▸ **TO BE DONE**
Your task is to quote the material that follows, in full and exactly.

**** INPUT RECORDS ****

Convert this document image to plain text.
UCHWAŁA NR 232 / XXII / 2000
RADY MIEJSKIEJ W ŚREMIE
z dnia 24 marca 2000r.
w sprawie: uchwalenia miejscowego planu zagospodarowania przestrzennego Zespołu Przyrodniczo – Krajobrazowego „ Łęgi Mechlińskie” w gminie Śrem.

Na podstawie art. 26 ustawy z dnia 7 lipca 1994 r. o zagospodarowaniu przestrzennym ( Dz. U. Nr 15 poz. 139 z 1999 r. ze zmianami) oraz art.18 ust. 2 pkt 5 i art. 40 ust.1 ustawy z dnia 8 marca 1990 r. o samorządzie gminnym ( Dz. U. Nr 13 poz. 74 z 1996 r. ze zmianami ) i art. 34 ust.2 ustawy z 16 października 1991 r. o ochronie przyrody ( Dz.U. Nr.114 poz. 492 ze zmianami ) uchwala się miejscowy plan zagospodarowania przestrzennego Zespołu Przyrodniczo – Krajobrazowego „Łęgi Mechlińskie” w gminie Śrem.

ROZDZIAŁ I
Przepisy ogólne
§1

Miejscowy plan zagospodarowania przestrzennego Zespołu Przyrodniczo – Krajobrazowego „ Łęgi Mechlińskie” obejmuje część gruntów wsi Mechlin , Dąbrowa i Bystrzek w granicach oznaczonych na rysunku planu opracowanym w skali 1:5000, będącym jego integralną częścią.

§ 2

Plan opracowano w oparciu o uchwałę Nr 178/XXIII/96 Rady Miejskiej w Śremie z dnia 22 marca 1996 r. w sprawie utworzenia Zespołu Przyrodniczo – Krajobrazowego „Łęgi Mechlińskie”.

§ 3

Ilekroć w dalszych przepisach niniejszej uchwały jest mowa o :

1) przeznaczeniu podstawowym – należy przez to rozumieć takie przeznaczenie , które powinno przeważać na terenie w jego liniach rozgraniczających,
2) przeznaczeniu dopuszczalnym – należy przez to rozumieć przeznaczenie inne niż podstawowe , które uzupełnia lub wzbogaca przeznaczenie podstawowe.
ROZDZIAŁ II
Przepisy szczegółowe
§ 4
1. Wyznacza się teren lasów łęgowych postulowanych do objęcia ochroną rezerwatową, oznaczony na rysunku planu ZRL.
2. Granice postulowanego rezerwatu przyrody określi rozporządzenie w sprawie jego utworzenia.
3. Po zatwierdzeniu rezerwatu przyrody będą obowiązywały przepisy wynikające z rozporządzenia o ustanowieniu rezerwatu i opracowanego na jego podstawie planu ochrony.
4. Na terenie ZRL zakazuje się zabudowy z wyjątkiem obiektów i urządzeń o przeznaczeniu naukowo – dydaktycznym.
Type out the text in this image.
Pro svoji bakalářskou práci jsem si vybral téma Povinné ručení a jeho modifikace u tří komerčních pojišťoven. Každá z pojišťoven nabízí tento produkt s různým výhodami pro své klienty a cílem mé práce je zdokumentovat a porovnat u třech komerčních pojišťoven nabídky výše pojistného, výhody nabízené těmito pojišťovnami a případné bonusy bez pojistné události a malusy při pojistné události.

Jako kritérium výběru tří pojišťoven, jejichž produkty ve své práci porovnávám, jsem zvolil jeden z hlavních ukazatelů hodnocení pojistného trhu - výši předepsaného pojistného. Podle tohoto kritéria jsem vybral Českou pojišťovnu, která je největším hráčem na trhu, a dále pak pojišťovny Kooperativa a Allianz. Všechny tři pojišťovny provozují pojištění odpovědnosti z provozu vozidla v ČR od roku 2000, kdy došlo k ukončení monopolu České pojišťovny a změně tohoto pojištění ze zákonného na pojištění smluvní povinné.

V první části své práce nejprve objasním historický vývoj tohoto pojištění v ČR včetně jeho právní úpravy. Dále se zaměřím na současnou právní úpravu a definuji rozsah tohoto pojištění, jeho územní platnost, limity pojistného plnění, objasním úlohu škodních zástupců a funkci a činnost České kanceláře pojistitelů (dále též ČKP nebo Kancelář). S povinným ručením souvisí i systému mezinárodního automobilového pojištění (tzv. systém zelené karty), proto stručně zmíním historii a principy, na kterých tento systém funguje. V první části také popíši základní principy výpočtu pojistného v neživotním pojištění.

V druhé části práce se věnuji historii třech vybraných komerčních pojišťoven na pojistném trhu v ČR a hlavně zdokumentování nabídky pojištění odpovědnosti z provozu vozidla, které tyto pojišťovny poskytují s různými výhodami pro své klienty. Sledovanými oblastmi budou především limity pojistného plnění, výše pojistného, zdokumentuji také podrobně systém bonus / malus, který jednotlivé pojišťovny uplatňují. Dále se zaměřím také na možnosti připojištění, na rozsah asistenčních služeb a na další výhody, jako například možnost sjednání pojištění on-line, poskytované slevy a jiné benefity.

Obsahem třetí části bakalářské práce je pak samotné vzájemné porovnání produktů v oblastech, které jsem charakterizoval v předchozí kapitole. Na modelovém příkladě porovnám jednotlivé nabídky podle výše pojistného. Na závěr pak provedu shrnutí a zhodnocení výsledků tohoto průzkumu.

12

****

▸ **ANSWER FOR THIS EXERCISE**
Convert this document image to plain text.
UCHWAŁA NR 232 / XXII / 2000
RADY MIEJSKIEJ W ŚREMIE
z dnia 24 marca 2000r.
w sprawie: uchwalenia miejscowego planu zagospodarowania przestrzennego Zespołu Przyrodniczo – Krajobrazowego „ Łęgi Mechlińskie” w gminie Śrem.

Na podstawie art. 26 ustawy z dnia 7 lipca 1994 r. o zagospodarowaniu przestrzennym ( Dz. U. Nr 15 poz. 139 z 1999 r. ze zmianami) oraz art.18 ust. 2 pkt 5 i art. 40 ust.1 ustawy z dnia 8 marca 1990 r. o samorządzie gminnym ( Dz. U. Nr 13 poz. 74 z 1996 r. ze zmianami ) i art. 34 ust.2 ustawy z 16 października 1991 r. o ochronie przyrody ( Dz.U. Nr.114 poz. 492 ze zmianami ) uchwala się miejscowy plan zagospodarowania przestrzennego Zespołu Przyrodniczo – Krajobrazowego „Łęgi Mechlińskie” w gminie Śrem.

ROZDZIAŁ I
Przepisy ogólne
§1

Miejscowy plan zagospodarowania przestrzennego Zespołu Przyrodniczo – Krajobrazowego „ Łęgi Mechlińskie” obejmuje część gruntów wsi Mechlin , Dąbrowa i Bystrzek w granicach oznaczonych na rysunku planu opracowanym w skali 1:5000, będącym jego integralną częścią.

§ 2

Plan opracowano w oparciu o uchwałę Nr 178/XXIII/96 Rady Miejskiej w Śremie z dnia 22 marca 1996 r. w sprawie utworzenia Zespołu Przyrodniczo – Krajobrazowego „Łęgi Mechlińskie”.

§ 3

Ilekroć w dalszych przepisach niniejszej uchwały jest mowa o :

1) przeznaczeniu podstawowym – należy przez to rozumieć takie przeznaczenie , które powinno przeważać na terenie w jego liniach rozgraniczających,
2) przeznaczeniu dopuszczalnym – należy przez to rozumieć przeznaczenie inne niż podstawowe , które uzupełnia lub wzbogaca przeznaczenie podstawowe.
ROZDZIAŁ II
Przepisy szczegółowe
§ 4
1. Wyznacza się teren lasów łęgowych postulowanych do objęcia ochroną rezerwatową, oznaczony na rysunku planu ZRL.
2. Granice postulowanego rezerwatu przyrody określi rozporządzenie w sprawie jego utworzenia.
3. Po zatwierdzeniu rezerwatu przyrody będą obowiązywały przepisy wynikające z rozporządzenia o ustanowieniu rezerwatu i opracowanego na jego podstawie planu ochrony.
4. Na terenie ZRL zakazuje się zabudowy z wyjątkiem obiektów i urządzeń o przeznaczeniu naukowo – dydaktycznym.
Type out the text in this image.
Pro svoji bakalářskou práci jsem si vybral téma Povinné ručení a jeho modifikace u tří komerčních pojišťoven. Každá z pojišťoven nabízí tento produkt s různým výhodami pro své klienty a cílem mé práce je zdokumentovat a porovnat u třech komerčních pojišťoven nabídky výše pojistného, výhody nabízené těmito pojišťovnami a případné bonusy bez pojistné události a malusy při pojistné události.

Jako kritérium výběru tří pojišťoven, jejichž produkty ve své práci porovnávám, jsem zvolil jeden z hlavních ukazatelů hodnocení pojistného trhu - výši předepsaného pojistného. Podle tohoto kritéria jsem vybral Českou pojišťovnu, která je největším hráčem na trhu, a dále pak pojišťovny Kooperativa a Allianz. Všechny tři pojišťovny provozují pojištění odpovědnosti z provozu vozidla v ČR od roku 2000, kdy došlo k ukončení monopolu České pojišťovny a změně tohoto pojištění ze zákonného na pojištění smluvní povinné.

V první části své práce nejprve objasním historický vývoj tohoto pojištění v ČR včetně jeho právní úpravy. Dále se zaměřím na současnou právní úpravu a definuji rozsah tohoto pojištění, jeho územní platnost, limity pojistného plnění, objasním úlohu škodních zástupců a funkci a činnost České kanceláře pojistitelů (dále též ČKP nebo Kancelář). S povinným ručením souvisí i systému mezinárodního automobilového pojištění (tzv. systém zelené karty), proto stručně zmíním historii a principy, na kterých tento systém funguje. V první části také popíši základní principy výpočtu pojistného v neživotním pojištění.

V druhé části práce se věnuji historii třech vybraných komerčních pojišťoven na pojistném trhu v ČR a hlavně zdokumentování nabídky pojištění odpovědnosti z provozu vozidla, které tyto pojišťovny poskytují s různými výhodami pro své klienty. Sledovanými oblastmi budou především limity pojistného plnění, výše pojistného, zdokumentuji také podrobně systém bonus / malus, který jednotlivé pojišťovny uplatňují. Dále se zaměřím také na možnosti připojištění, na rozsah asistenčních služeb a na další výhody, jako například možnost sjednání pojištění on-line, poskytované slevy a jiné benefity.

Obsahem třetí části bakalářské práce je pak samotné vzájemné porovnání produktů v oblastech, které jsem charakterizoval v předchozí kapitole. Na modelovém příkladě porovnám jednotlivé nabídky podle výše pojistného. Na závěr pak provedu shrnutí a zhodnocení výsledků tohoto průzkumu.

12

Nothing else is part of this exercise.